● **Testo da leggere**:
· · · · · · ·

Pasquale Ariosto, 36enne di San Giorgio A Cremano, è stato arrestato oggi per l’omicidio di Luigi Mingnano, comopiuto lo scorso 9 aprile a San Giovanni a Teduccio.
Ariosto era riuscito a fuggire al blitz della scorsa settimana che aveva visto finire in carcere Giovanni Salomone e Giovanni Borrelli.
Mignagno, cognato del boss Ciro Rinaldi, fu ucciso il 9 aprile scorso in un agguato che indignò l’opinione pubblica nazionale. Fu infatti sparato mentre accompagnava il nipotino di appena 4 anni in una scuola dell’infanzia del quartiere orientale di Napoli.
Gia il 4 maggio scorso erano stati fermati 7 affiliati al clan D’Amico, diramazione locale del potente clan Mozzarella, e allora Ariosto era stato individuato in una palazzina popolare di viale della Resistenza, nel quartiere di Scampia.

· · · · · · ·

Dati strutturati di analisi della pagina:

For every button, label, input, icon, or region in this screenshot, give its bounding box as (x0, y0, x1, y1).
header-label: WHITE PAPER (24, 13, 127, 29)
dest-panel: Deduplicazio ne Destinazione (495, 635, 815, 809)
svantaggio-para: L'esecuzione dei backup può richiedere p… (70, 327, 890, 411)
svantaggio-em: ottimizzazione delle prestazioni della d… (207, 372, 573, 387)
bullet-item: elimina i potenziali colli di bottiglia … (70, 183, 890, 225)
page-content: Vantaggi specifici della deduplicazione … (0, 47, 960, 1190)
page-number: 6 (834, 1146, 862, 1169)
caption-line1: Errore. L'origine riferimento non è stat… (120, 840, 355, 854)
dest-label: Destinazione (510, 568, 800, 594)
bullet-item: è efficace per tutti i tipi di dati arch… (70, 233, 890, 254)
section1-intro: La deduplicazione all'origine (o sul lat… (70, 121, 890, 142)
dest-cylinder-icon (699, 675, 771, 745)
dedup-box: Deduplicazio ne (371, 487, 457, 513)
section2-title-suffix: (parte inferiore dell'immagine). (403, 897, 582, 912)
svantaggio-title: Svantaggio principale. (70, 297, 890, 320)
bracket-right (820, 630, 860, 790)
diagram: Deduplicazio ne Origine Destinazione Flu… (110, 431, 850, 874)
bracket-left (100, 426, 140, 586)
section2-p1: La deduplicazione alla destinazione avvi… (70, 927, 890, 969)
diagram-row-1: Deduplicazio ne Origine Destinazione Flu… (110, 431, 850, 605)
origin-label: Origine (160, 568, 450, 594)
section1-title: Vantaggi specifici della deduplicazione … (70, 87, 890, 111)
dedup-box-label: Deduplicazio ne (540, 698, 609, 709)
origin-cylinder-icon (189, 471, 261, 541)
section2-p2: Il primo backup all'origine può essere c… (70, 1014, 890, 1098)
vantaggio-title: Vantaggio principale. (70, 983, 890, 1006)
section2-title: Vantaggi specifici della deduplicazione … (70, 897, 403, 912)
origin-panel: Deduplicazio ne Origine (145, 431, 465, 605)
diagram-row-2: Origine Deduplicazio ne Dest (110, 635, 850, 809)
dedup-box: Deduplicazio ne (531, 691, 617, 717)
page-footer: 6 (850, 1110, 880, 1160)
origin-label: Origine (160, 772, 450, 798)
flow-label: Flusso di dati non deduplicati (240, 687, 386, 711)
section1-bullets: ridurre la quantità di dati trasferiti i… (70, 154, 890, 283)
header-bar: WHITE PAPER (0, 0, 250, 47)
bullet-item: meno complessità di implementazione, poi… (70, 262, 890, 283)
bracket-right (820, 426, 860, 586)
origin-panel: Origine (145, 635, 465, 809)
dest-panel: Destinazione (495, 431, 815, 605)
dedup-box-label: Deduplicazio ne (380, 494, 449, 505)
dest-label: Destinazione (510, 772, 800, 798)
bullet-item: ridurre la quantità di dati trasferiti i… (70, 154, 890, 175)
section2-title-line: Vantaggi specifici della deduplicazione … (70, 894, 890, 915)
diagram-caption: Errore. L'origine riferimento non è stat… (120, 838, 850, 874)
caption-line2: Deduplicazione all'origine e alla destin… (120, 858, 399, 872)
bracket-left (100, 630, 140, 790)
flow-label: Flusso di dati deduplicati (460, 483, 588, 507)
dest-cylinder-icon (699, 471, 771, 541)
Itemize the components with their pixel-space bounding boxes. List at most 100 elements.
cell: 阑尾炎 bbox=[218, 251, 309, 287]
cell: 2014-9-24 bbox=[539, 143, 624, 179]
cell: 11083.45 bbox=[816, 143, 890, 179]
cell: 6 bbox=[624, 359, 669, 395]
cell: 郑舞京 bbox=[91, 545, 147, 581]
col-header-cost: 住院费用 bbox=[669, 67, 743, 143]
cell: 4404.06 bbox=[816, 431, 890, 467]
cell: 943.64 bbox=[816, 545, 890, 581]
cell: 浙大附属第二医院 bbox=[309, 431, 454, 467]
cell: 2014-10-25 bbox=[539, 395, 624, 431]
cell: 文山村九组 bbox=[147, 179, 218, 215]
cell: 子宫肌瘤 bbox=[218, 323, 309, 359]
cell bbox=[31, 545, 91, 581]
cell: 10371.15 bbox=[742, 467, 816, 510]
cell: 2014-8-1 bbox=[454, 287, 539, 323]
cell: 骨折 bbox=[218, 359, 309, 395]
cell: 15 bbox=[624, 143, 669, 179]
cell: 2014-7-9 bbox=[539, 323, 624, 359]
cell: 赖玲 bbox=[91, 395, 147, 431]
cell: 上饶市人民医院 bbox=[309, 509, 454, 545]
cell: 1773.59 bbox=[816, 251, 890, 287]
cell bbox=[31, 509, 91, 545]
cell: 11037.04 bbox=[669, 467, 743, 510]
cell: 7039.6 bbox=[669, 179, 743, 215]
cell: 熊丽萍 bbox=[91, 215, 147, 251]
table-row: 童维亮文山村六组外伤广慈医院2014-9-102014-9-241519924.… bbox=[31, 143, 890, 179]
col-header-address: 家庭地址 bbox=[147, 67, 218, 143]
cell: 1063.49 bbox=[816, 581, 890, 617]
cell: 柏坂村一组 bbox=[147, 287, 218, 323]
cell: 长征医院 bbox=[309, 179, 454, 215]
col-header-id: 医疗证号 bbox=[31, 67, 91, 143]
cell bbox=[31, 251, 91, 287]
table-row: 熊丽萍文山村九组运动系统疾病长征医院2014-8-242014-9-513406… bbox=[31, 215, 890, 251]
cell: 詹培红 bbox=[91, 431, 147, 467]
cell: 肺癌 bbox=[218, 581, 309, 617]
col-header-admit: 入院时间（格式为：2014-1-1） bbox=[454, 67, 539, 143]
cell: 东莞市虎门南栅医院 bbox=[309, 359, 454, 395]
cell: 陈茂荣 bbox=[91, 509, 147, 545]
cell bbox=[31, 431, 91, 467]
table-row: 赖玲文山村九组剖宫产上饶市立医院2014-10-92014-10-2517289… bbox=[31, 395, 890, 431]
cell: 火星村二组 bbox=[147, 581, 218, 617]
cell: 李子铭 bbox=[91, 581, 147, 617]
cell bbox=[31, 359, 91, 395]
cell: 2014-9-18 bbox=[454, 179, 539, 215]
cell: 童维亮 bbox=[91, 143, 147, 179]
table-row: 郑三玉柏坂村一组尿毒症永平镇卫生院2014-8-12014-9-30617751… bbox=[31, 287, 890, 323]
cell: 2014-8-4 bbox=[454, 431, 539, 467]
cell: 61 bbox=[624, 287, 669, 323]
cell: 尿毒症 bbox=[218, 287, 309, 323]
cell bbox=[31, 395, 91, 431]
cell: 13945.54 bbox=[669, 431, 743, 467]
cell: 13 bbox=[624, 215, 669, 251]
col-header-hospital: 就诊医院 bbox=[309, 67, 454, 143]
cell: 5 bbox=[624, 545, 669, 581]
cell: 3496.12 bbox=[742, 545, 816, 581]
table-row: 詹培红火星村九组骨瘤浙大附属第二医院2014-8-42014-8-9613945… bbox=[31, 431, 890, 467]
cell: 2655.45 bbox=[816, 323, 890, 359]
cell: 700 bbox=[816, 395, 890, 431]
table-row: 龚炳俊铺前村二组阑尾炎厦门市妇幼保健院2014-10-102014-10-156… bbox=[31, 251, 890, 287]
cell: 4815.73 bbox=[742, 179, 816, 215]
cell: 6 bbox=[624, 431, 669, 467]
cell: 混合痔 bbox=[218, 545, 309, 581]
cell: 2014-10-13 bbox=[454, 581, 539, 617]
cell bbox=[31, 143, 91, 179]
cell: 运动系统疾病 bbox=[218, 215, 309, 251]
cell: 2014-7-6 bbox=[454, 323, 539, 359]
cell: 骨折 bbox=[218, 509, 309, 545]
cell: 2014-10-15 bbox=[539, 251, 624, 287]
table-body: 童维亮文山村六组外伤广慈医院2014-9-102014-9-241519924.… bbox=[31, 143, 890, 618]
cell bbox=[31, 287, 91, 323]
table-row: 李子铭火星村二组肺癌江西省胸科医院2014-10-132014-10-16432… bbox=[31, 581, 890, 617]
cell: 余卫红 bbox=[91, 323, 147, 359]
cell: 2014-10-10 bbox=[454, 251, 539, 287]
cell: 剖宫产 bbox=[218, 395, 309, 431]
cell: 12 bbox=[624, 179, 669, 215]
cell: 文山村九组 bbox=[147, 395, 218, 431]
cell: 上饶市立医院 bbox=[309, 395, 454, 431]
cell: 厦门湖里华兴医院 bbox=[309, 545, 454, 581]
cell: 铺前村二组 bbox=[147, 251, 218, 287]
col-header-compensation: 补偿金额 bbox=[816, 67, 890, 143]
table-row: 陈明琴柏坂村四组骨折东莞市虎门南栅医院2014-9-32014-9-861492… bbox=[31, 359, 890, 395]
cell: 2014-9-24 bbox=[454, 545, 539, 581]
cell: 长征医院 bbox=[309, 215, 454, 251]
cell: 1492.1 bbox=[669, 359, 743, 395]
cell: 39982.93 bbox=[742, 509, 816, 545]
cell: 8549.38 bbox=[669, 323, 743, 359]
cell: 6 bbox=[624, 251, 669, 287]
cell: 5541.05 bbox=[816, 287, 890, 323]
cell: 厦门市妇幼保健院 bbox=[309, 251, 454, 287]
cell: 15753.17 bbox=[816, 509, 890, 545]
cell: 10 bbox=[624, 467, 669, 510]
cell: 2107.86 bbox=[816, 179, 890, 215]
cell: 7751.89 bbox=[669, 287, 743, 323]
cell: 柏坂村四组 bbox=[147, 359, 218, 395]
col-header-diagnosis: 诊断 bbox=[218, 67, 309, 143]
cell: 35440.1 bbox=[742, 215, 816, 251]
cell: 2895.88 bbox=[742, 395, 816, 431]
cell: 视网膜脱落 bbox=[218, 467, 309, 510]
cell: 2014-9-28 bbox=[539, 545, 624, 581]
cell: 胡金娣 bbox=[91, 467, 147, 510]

· · · · · · ·

● **Esercizio A**: Quanti anni ha Pasquale Ariosto secondo l'articolo sull'arresto di Pasquale Ariosto?
● **Esercizio B**: Indica se queste affermazioni concordano con l'articolo sull'arresto di Pasquale Ariosto, rispondendo sì o no e citando le parole decisive del testo: (i) la vittima fu colpita mentre accompagnava il nipotino a scuola; (ii) Ariosto finì in carcere nel blitz della scorsa settimana insieme a Salomone e Borrelli; (iii) il clan D'Amico è una diramazione locale del clan Mozzarella.
● **Esercizio C**: Prosegui l'articolo sull'arresto di Pasquale Ariosto a partire dalla sua ultima frase.

● **Soluzione A**: Ha 36 anni.

● **Soluzione B**:
(i) Sì: "Fu infatti sparato mentre accompagnava il nipotino di appena 4 anni in una scuola dell’infanzia del quartiere orientale di Napoli."
(ii) No: "Ariosto era riuscito a fuggire al blitz della scorsa settimana"
(iii) Sì: "clan D’Amico, diramazione locale del potente clan Mozzarella"

● **Soluzione C**:
Ad ordinare quell’agguato è stata la stessa persona che oggi ha permesso l’arresto dei killer, Umberto D’Amico, boss del clan omonimo e oggi collaboratore di giustizia. Il capo clan ha permesso con le sue dichiarazioni non solo di giungere alla cattura degli esecutori materiali di quel raid ma anche di ricostruire e fare luce su tante azioni criminali che hanno sconvolto la zona orientale di Napoli che è terra di scontro tra i clan e che rientra in una vera e propria guerra tra i Mazzarella e i Rinaldi per il controllo delle piazze di spaccio e delle estorsioni di tutta Napoli Est.